== Text ==

While it transitioned and adopted its MLM persona, Avon sought to compete for recruits against other MLMs in their own forest, while lacking some of MLM's inherent parts, powers and habits. It continued to advertise its products. It maintained staff to oversee sales. It still sought to focus its salespeople on personal selling by limiting downline rewards to just three levels, whereas natural-born MLMs offered "infinite" downline levels that promised "wealth beyond your imagination." Unlike most MLMs, Avon's pay plan assigned more reward, per transaction, to the person closest to the sale, not the distant "upline." This policy is based on the notion of supporting sustainable retail sales, which is Avon's legacy. Full-blooded MLMs do the opposite, transferring most reward, per transaction, to the upline, thus directing recruits toward "team building" and away from personal selling, which is sabotaged anyway by the constant proliferation of more and more salespeople per area.
MLMed
History and sales data are now showing Avon's demise is largely due to forces related to the MLM model, both those arising from Avon's not fully embracing the model and those inherent to MLM, which Avon did adopt. In trying to become a "good" MLM, Avon revealed that only one MLM species can survive, the fully formed, genetically pure model with its awesome countenance. (All true MLMs were spawned from other MLMs and now more than 1,000 have bred in the USA.) MLM's tribal face and native rituals were on exhibition in the ABC 20/20 show on Avon's rival, Mary Kay, including the ubiquitous charges from ex-members of financial entrapment, high pressure recruiting for new members, deceptive promises, false income claims and cultism. This show revealed how Mary Kay's superior recruiting ferocity out-MLMed Avon's.
Avon, the oldest of all direct sellers, has also been whacked by the terminal fate inherent to its adopted model, recruitment saturation. Avon has to maintain and constantly replenish a six-million strong sales force, the largest of all such MLM armies. All the while its ranks are being pirated by other MLMs that are constantly increasing in number and promising miraculous benefits superior to Avon's modest claims. Like all MLMs that live off distributor purchases and base their "opportunity" lure on downline recruiting, not personal selling, Avon operates in a constant search of new bodies in new areas. Like other MLMs, it experiences the inevitable pattern of pop-and-drop. Avon was among the first to pop in China, the final MLM frontier, and there it met a premature drop, the fate that awaits other mature MLMs that, like Avon, have exhausted other areas. Thus, Avon was hit for being an MLM and for not being MLM enough.
Oblivious Wall Street
Wall Street has shown little capacity or interest to analyze MLMs for insight into Avon's downfall or Herbalife's current regulatory and short-sale morass or the damaging "brainwashing" charges against Nu Skin in China. Such an investigation leads inevitably to those Main Street charges of pyramid scheme fraud, mind-control, endless chains, saturation, advance-fee scams for leads or training, and the consumer calls for greater regulation of all multi-level marketing enterprises, which today are regulation-, disclosure- and oversight-free.

===
== Dataset ==

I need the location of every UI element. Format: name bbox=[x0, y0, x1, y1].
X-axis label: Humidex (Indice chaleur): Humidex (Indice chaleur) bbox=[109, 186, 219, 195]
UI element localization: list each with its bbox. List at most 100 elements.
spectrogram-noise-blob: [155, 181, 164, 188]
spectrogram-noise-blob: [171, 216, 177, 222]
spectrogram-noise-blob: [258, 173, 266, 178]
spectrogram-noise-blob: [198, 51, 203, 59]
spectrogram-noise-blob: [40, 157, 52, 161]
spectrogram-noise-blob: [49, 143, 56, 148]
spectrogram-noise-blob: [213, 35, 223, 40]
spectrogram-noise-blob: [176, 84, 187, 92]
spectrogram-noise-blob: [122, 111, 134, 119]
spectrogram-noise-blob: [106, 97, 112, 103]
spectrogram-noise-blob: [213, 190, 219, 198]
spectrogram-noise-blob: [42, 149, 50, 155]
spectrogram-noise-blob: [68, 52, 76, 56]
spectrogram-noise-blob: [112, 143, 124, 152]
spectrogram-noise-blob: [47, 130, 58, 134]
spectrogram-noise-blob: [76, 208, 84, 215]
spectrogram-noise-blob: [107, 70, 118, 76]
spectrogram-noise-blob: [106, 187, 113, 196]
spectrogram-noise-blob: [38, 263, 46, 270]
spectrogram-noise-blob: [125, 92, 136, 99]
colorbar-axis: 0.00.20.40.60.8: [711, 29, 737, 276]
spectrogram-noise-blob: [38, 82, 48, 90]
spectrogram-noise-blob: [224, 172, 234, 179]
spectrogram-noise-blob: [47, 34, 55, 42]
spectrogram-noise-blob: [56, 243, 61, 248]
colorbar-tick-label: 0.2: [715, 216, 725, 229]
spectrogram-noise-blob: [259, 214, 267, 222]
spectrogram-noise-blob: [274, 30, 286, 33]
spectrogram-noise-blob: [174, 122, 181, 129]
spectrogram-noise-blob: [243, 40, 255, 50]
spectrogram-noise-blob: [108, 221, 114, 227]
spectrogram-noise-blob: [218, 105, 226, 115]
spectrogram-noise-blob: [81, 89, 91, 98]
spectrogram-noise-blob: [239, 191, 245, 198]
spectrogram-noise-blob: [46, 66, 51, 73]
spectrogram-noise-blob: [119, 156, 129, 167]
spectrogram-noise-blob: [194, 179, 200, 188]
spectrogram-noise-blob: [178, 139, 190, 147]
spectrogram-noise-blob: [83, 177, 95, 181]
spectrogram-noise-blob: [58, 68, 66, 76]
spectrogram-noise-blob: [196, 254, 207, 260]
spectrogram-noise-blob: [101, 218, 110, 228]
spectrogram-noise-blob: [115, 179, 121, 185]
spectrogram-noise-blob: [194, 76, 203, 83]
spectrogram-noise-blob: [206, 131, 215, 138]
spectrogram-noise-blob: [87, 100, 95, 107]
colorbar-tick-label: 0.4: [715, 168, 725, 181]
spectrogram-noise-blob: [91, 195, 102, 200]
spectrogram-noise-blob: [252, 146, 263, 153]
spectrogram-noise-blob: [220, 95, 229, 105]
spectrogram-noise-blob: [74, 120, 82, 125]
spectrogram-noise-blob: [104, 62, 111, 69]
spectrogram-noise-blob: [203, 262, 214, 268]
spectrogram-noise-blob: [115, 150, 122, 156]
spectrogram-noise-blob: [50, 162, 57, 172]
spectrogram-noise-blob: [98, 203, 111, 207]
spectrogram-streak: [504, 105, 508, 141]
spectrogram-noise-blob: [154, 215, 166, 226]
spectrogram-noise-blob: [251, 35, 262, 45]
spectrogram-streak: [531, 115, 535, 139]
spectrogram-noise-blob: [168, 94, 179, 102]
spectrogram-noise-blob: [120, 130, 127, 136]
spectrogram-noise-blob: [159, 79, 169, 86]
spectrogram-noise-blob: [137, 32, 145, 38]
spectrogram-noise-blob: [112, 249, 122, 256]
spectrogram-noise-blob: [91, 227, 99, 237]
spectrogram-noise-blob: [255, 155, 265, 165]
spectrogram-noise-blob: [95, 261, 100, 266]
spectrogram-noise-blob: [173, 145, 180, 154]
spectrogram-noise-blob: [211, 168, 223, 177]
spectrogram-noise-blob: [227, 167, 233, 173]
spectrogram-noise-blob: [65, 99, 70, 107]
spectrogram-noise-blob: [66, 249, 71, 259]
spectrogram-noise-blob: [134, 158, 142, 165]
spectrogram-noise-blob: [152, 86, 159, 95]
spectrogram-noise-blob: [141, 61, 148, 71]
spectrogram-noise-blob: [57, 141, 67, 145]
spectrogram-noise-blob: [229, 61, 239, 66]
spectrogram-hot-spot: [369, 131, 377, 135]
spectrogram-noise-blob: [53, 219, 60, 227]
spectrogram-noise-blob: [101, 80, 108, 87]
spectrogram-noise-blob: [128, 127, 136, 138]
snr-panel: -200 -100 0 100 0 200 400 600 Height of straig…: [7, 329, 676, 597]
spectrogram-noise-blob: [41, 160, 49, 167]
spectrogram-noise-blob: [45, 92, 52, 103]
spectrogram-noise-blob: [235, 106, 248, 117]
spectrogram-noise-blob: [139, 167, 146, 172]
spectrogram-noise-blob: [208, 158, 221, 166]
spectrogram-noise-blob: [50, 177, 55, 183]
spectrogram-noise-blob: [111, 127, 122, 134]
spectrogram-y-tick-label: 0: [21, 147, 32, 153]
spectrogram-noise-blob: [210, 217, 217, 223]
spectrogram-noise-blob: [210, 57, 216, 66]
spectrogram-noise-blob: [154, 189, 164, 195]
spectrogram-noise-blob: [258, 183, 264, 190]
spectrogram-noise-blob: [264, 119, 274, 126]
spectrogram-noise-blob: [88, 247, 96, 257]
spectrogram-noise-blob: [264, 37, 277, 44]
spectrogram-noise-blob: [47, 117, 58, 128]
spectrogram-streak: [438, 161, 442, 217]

===

[Task list]
1 - How would you translate this sentence from the text on Avon into Spanish: "Avon has to maintain and constantly replenish a six-million strong sales force, the largest of all such MLM armies."
2 - Retype the part of the text on Avon starting at "Oblivious Wall Street" and ending at "disclosure- and oversight-free.".

[Response list]
1 - Avon tiene que mantener y reponer constantemente una fuerza de ventas de seis millones de personas, el mayor de todos esos ejércitos de MLM.

2 -
Oblivious Wall Street
Wall Street has shown little capacity or interest to analyze MLMs for insight into Avon's downfall or Herbalife's current regulatory and short-sale morass or the damaging "brainwashing" charges against Nu Skin in China. Such an investigation leads inevitably to those Main Street charges of pyramid scheme fraud, mind-control, endless chains, saturation, advance-fee scams for leads or training, and the consumer calls for greater regulation of all multi-level marketing enterprises, which today are regulation-, disclosure- and oversight-free.